On clusters that use access entries instead of aws-auth, replace the command above with aws eks create-access-entry and aws eks associate-access-policy using the AmazonEKSAutoNodePolicy. Either way, verify with kubectl describe configmap aws-auth -n kube-system before continuing.

Step 3 — Install the Karpenter controller via Helm

Karpenter ships an OCI Helm chart. We install it into the kube-system namespace because cluster operators typically have stricter PodSecurity rules there, and the controller needs a stable home that is not itself managed by Karpenter. Crucially, you must pin the controller to your existing managed node group — not to nodes Karpenter provisions — with a node selector and tolerations.

helm registry logout public.ecr.aws 2>/dev/null || true

helm upgrade --install karpenter oci://public.ecr.aws/karpenter/karpenter \
  --version "${KARPENTER_VERSION}" \
  --namespace kube-system \
  --set "settings.clusterName=${CLUSTER_NAME}" \
  --set "settings.interruptionQueue=${CLUSTER_NAME}" \
  --set "serviceAccount.annotations.eks\.amazonaws\.com/role-arn=arn:aws:iam::${AWS_ACCOUNT_ID}:role/KarpenterControllerRole-${CLUSTER_NAME}" \
  --set controller.resources.requests.cpu=1 \
  --set controller.resources.requests.memory=1Gi \
  --set controller.resources.limits.cpu=1 \
  --set controller.resources.limits.memory=1Gi \
  --set "nodeSelector.karpenter\.sh/controller=true" \
  --wait

kubectl -n kube-system rollout status deployment karpenter

Label the existing managed node group nodes with karpenter.sh/controller=true so the deployment lands on them. If you skip this, Karpenter can end up scheduling its own controller pod on a Karpenter-provisioned node, which creates a chicken-and-egg startup problem after a cold cluster restart.

Step 4 — Define your first NodePool

A NodePool describes how Karpenter is allowed to provision nodes — which architectures, instance categories, capacity types, AZs, and which workloads it serves. Think of it as a set of constraints, not a fixed shape. Karpenter will pick the cheapest instance from the EC2 Fleet API that satisfies the constraints and your pending pod's requirements. Below is a sane production starting point: amd64 + arm64, m/c/r families, sizes 2xlarge or smaller, Spot first then On-Demand, with consolidation enabled.

______________________________

- [Written problem 1] In the Karpenter setup passage, which namespace is the controller installed into?

______________________________

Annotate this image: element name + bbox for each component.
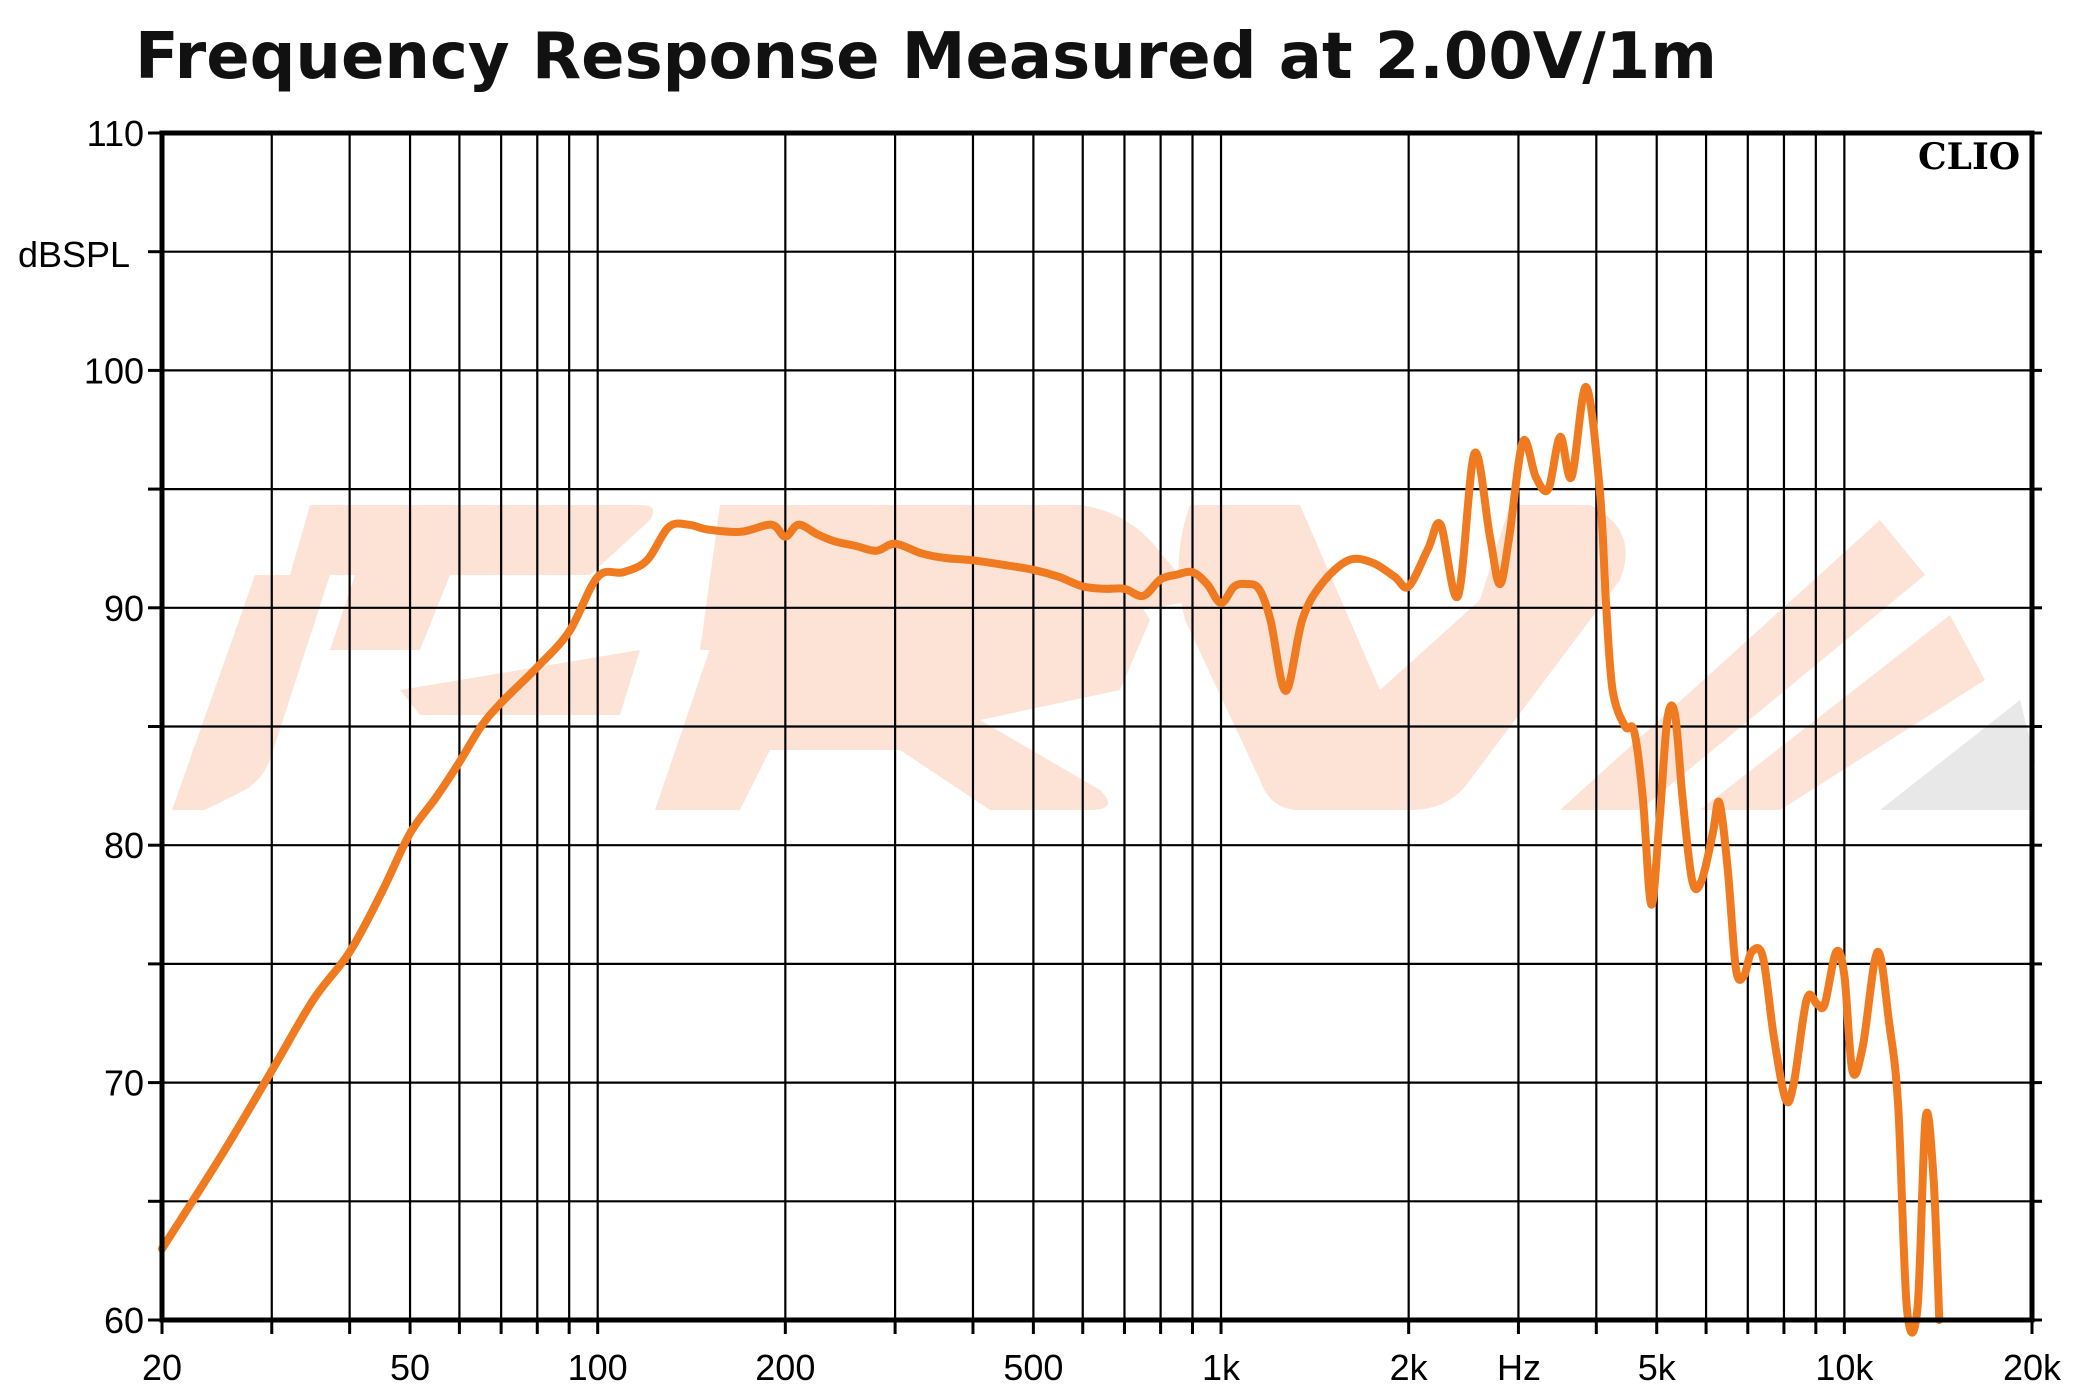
clio-watermark: CLIO bbox=[1918, 136, 2020, 178]
x-tick-label: 20k bbox=[2003, 1347, 2062, 1388]
x-tick-label: 10k bbox=[1815, 1347, 1874, 1388]
x-tick-label: 20 bbox=[142, 1347, 182, 1388]
logo-watermark bbox=[172, 505, 2035, 810]
x-tick-label: 2k bbox=[1390, 1347, 1429, 1388]
y-tick-label: 90 bbox=[104, 588, 144, 629]
x-tick-label: 500 bbox=[1003, 1347, 1063, 1388]
series-line-frequency-response bbox=[158, 382, 1944, 1337]
y-tick-label: 60 bbox=[104, 1300, 144, 1341]
chart-title: Frequency Response Measured at 2.00V/1m bbox=[135, 20, 1717, 94]
x-tick-label: 100 bbox=[568, 1347, 628, 1388]
y-tick-label: 100 bbox=[84, 350, 144, 391]
x-tick-label: 50 bbox=[390, 1347, 430, 1388]
y-tick-label: 110 bbox=[87, 113, 144, 154]
x-tick-labels: 20 50 100 200 500 1k 2k 5k 10k 20k bbox=[142, 1347, 2062, 1388]
y-tick-label: 80 bbox=[104, 825, 144, 866]
y-tick-label: 70 bbox=[104, 1063, 144, 1104]
plot-frame bbox=[159, 130, 2035, 1323]
x-tick-label: 1k bbox=[1202, 1347, 1241, 1388]
y-tick-labels: 60 70 80 90 100 110 bbox=[84, 113, 144, 1341]
grid bbox=[148, 131, 2042, 1334]
x-tick-label: 5k bbox=[1638, 1347, 1677, 1388]
x-tick-label: 200 bbox=[755, 1347, 815, 1388]
x-axis-label: Hz bbox=[1497, 1347, 1541, 1388]
y-axis-label: dBSPL bbox=[18, 234, 130, 275]
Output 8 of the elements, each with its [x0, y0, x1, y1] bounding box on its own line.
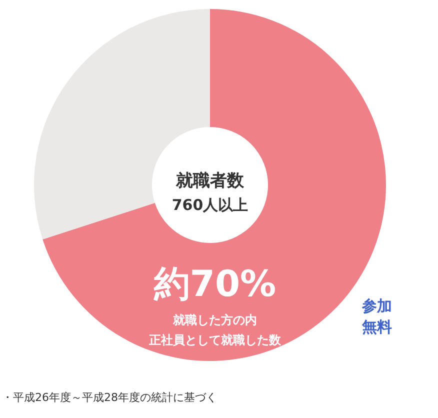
text: 無料 [361, 318, 392, 336]
text: 正社員として就職した数 [148, 333, 282, 347]
data-label: 約70% [152, 264, 276, 305]
text: 760人以上 [172, 196, 248, 214]
text: 就職者数 [175, 171, 245, 191]
text: 参加 [361, 297, 392, 315]
text: 就職した方の内 [172, 313, 257, 327]
text: ・平成26年度～平成28年度の統計に基づく [2, 391, 217, 404]
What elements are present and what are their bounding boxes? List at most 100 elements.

______________________________

- [Written problem 2] Please update the records in the stretch from the line containing "clio-watermark: CLIO bbox=[1918, 136, 2020, 178]" through the line containing "Output 8 of" by changing "plot-frame" to "plot-border", leaving everything else as it is.

- [Solution 1] kube-system

- [Solution 2]
clio-watermark: CLIO bbox=[1918, 136, 2020, 178]
x-tick-label: 20k bbox=[2003, 1347, 2062, 1388]
x-tick-label: 10k bbox=[1815, 1347, 1874, 1388]
x-tick-label: 20 bbox=[142, 1347, 182, 1388]
logo-watermark bbox=[172, 505, 2035, 810]
x-tick-label: 2k bbox=[1390, 1347, 1429, 1388]
y-tick-label: 90 bbox=[104, 588, 144, 629]
x-tick-label: 500 bbox=[1003, 1347, 1063, 1388]
series-line-frequency-response bbox=[158, 382, 1944, 1337]
y-tick-label: 60 bbox=[104, 1300, 144, 1341]
chart-title: Frequency Response Measured at 2.00V/1m bbox=[135, 20, 1717, 94]
x-tick-label: 100 bbox=[568, 1347, 628, 1388]
y-tick-label: 100 bbox=[84, 350, 144, 391]
x-tick-label: 50 bbox=[390, 1347, 430, 1388]
y-tick-label: 110 bbox=[87, 113, 144, 154]
x-tick-labels: 20 50 100 200 500 1k 2k 5k 10k 20k bbox=[142, 1347, 2062, 1388]
y-tick-label: 80 bbox=[104, 825, 144, 866]
y-tick-label: 70 bbox=[104, 1063, 144, 1104]
plot-border bbox=[159, 130, 2035, 1323]
x-tick-label: 1k bbox=[1202, 1347, 1241, 1388]
y-tick-labels: 60 70 80 90 100 110 bbox=[84, 113, 144, 1341]
grid bbox=[148, 131, 2042, 1334]
x-tick-label: 5k bbox=[1638, 1347, 1677, 1388]
x-tick-label: 200 bbox=[755, 1347, 815, 1388]
x-axis-label: Hz bbox=[1497, 1347, 1541, 1388]
y-axis-label: dBSPL bbox=[18, 234, 130, 275]
Output 8 of the elements, each with its [x0, y0, x1, y1] bounding box on its own line.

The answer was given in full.